<<<<

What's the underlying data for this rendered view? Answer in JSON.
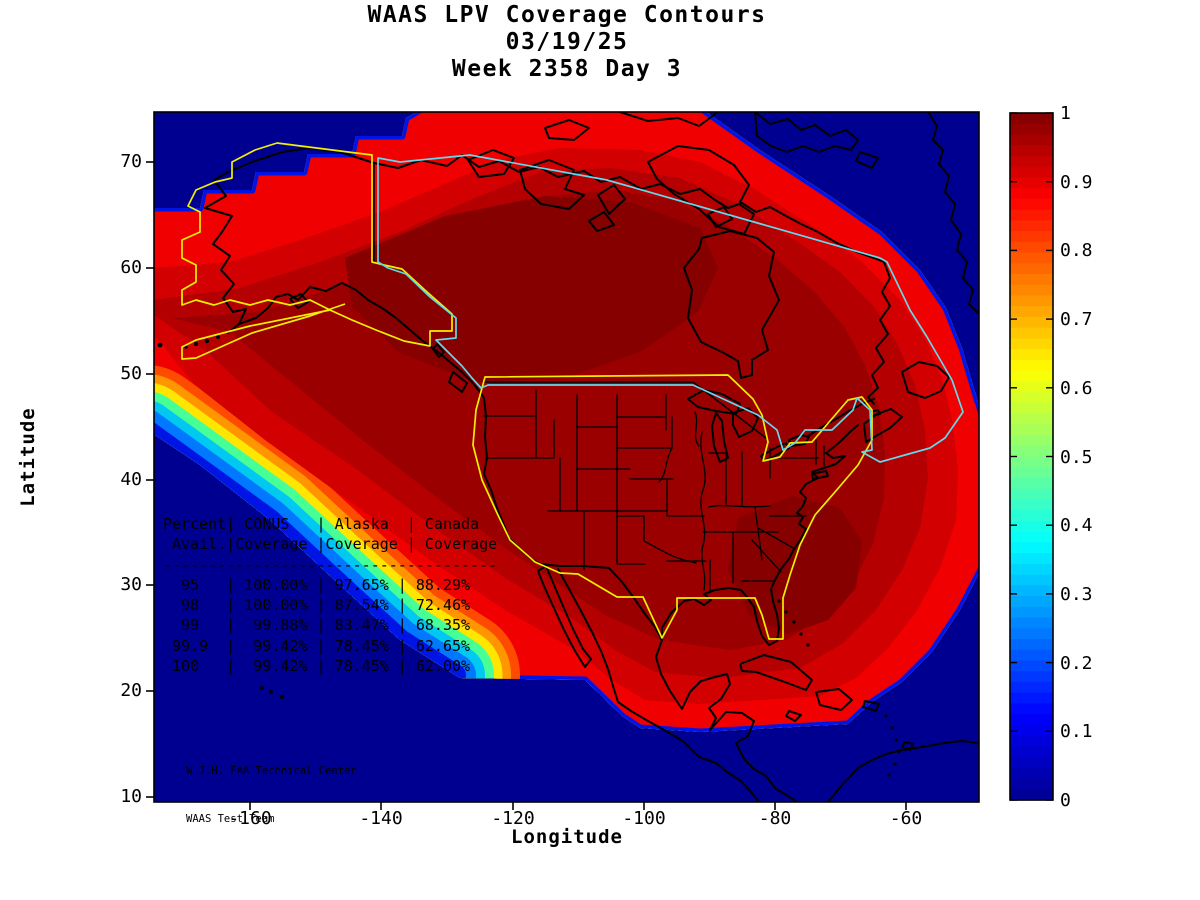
{
  "title": {
    "line1": "WAAS LPV Coverage Contours",
    "line2": "03/19/25",
    "line3": "Week 2358 Day 3"
  },
  "axes": {
    "x_label": "Longitude",
    "y_label": "Latitude",
    "x_ticks": [
      "-160",
      "-140",
      "-120",
      "-100",
      "-80",
      "-60"
    ],
    "y_ticks": [
      "70",
      "60",
      "50",
      "40",
      "30",
      "20",
      "10"
    ]
  },
  "colorbar": {
    "tick_labels": [
      "1",
      "0.9",
      "0.8",
      "0.7",
      "0.6",
      "0.5",
      "0.4",
      "0.3",
      "0.2",
      "0.1",
      "0"
    ],
    "min": 0,
    "max": 1,
    "colormap": "jet",
    "stops": [
      [
        0,
        "#000090"
      ],
      [
        0.125,
        "#0000FF"
      ],
      [
        0.375,
        "#00FFFF"
      ],
      [
        0.625,
        "#FFFF00"
      ],
      [
        0.875,
        "#FF0000"
      ],
      [
        1,
        "#800000"
      ]
    ]
  },
  "overlay_table": {
    "lines": [
      "Percent| CONUS   | Alaska  | Canada",
      " Avail.|Coverage |Coverage | Coverage",
      "-------------------------------------",
      "  95   | 100.00% | 97.65% | 88.29%",
      "  98   | 100.00% | 87.54% | 72.46%",
      "  99   |  99.88% | 83.47% | 68.35%",
      " 99.9  |  99.42% | 78.45% | 62.65%",
      " 100   |  99.42% | 78.45% | 62.00%"
    ]
  },
  "credit": {
    "line1": "W.J.H. FAA Technical Center",
    "line2": "WAAS Test Team"
  },
  "map_colors": {
    "background_sea": "#000090",
    "core_dark_red": "#9A0000",
    "darkest_patch": "#860000",
    "bright_red": "#F00000",
    "conus_alaska_outline": "#F0F000",
    "canada_outline": "#63D8EC",
    "coastline": "#000000"
  },
  "chart_data": {
    "type": "heatmap",
    "title": "WAAS LPV Coverage Contours",
    "subtitle": [
      "03/19/25",
      "Week 2358 Day 3"
    ],
    "xlabel": "Longitude",
    "ylabel": "Latitude",
    "xlim": [
      -175,
      -49
    ],
    "ylim": [
      9.5,
      75
    ],
    "x_ticks": [
      -160,
      -140,
      -120,
      -100,
      -80,
      -60
    ],
    "y_ticks": [
      10,
      20,
      30,
      40,
      50,
      60,
      70
    ],
    "colorbar": {
      "min": 0,
      "max": 1,
      "tick_step": 0.1,
      "colormap": "jet"
    },
    "description": "Filled contour map of WAAS LPV coverage probability (0-1) over North America; dark red core near 1.0 covers CONUS, Alaska and most of Canada, falling off through jet-colormap rainbow fringes to 0 (dark blue) over oceans; CONUS and Alaska coverage regions outlined in yellow, Canada region outlined in cyan",
    "coverage_table": {
      "columns": [
        "Percent Avail.",
        "CONUS Coverage",
        "Alaska Coverage",
        "Canada Coverage"
      ],
      "rows": [
        [
          "95",
          "100.00%",
          "97.65%",
          "88.29%"
        ],
        [
          "98",
          "100.00%",
          "87.54%",
          "72.46%"
        ],
        [
          "99",
          "99.88%",
          "83.47%",
          "68.35%"
        ],
        [
          "99.9",
          "99.42%",
          "78.45%",
          "62.65%"
        ],
        [
          "100",
          "99.42%",
          "78.45%",
          "62.00%"
        ]
      ]
    },
    "annotations": [
      "W.J.H. FAA Technical Center",
      "WAAS Test Team"
    ]
  }
}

>>>>

> [Goal of the exercise] Reproduce each entry verbatim, excluding any embedded images.

> [Complete response]
What's the underlying data for this rendered view? Answer in JSON.
{
  "title": {
    "line1": "WAAS LPV Coverage Contours",
    "line2": "03/19/25",
    "line3": "Week 2358 Day 3"
  },
  "axes": {
    "x_label": "Longitude",
    "y_label": "Latitude",
    "x_ticks": [
      "-160",
      "-140",
      "-120",
      "-100",
      "-80",
      "-60"
    ],
    "y_ticks": [
      "70",
      "60",
      "50",
      "40",
      "30",
      "20",
      "10"
    ]
  },
  "colorbar": {
    "tick_labels": [
      "1",
      "0.9",
      "0.8",
      "0.7",
      "0.6",
      "0.5",
      "0.4",
      "0.3",
      "0.2",
      "0.1",
      "0"
    ],
    "min": 0,
    "max": 1,
    "colormap": "jet",
    "stops": [
      [
        0,
        "#000090"
      ],
      [
        0.125,
        "#0000FF"
      ],
      [
        0.375,
        "#00FFFF"
      ],
      [
        0.625,
        "#FFFF00"
      ],
      [
        0.875,
        "#FF0000"
      ],
      [
        1,
        "#800000"
      ]
    ]
  },
  "overlay_table": {
    "lines": [
      "Percent| CONUS   | Alaska  | Canada",
      " Avail.|Coverage |Coverage | Coverage",
      "-------------------------------------",
      "  95   | 100.00% | 97.65% | 88.29%",
      "  98   | 100.00% | 87.54% | 72.46%",
      "  99   |  99.88% | 83.47% | 68.35%",
      " 99.9  |  99.42% | 78.45% | 62.65%",
      " 100   |  99.42% | 78.45% | 62.00%"
    ]
  },
  "credit": {
    "line1": "W.J.H. FAA Technical Center",
    "line2": "WAAS Test Team"
  },
  "map_colors": {
    "background_sea": "#000090",
    "core_dark_red": "#9A0000",
    "darkest_patch": "#860000",
    "bright_red": "#F00000",
    "conus_alaska_outline": "#F0F000",
    "canada_outline": "#63D8EC",
    "coastline": "#000000"
  },
  "chart_data": {
    "type": "heatmap",
    "title": "WAAS LPV Coverage Contours",
    "subtitle": [
      "03/19/25",
      "Week 2358 Day 3"
    ],
    "xlabel": "Longitude",
    "ylabel": "Latitude",
    "xlim": [
      -175,
      -49
    ],
    "ylim": [
      9.5,
      75
    ],
    "x_ticks": [
      -160,
      -140,
      -120,
      -100,
      -80,
      -60
    ],
    "y_ticks": [
      10,
      20,
      30,
      40,
      50,
      60,
      70
    ],
    "colorbar": {
      "min": 0,
      "max": 1,
      "tick_step": 0.1,
      "colormap": "jet"
    },
    "description": "Filled contour map of WAAS LPV coverage probability (0-1) over North America; dark red core near 1.0 covers CONUS, Alaska and most of Canada, falling off through jet-colormap rainbow fringes to 0 (dark blue) over oceans; CONUS and Alaska coverage regions outlined in yellow, Canada region outlined in cyan",
    "coverage_table": {
      "columns": [
        "Percent Avail.",
        "CONUS Coverage",
        "Alaska Coverage",
        "Canada Coverage"
      ],
      "rows": [
        [
          "95",
          "100.00%",
          "97.65%",
          "88.29%"
        ],
        [
          "98",
          "100.00%",
          "87.54%",
          "72.46%"
        ],
        [
          "99",
          "99.88%",
          "83.47%",
          "68.35%"
        ],
        [
          "99.9",
          "99.42%",
          "78.45%",
          "62.65%"
        ],
        [
          "100",
          "99.42%",
          "78.45%",
          "62.00%"
        ]
      ]
    },
    "annotations": [
      "W.J.H. FAA Technical Center",
      "WAAS Test Team"
    ]
  }
}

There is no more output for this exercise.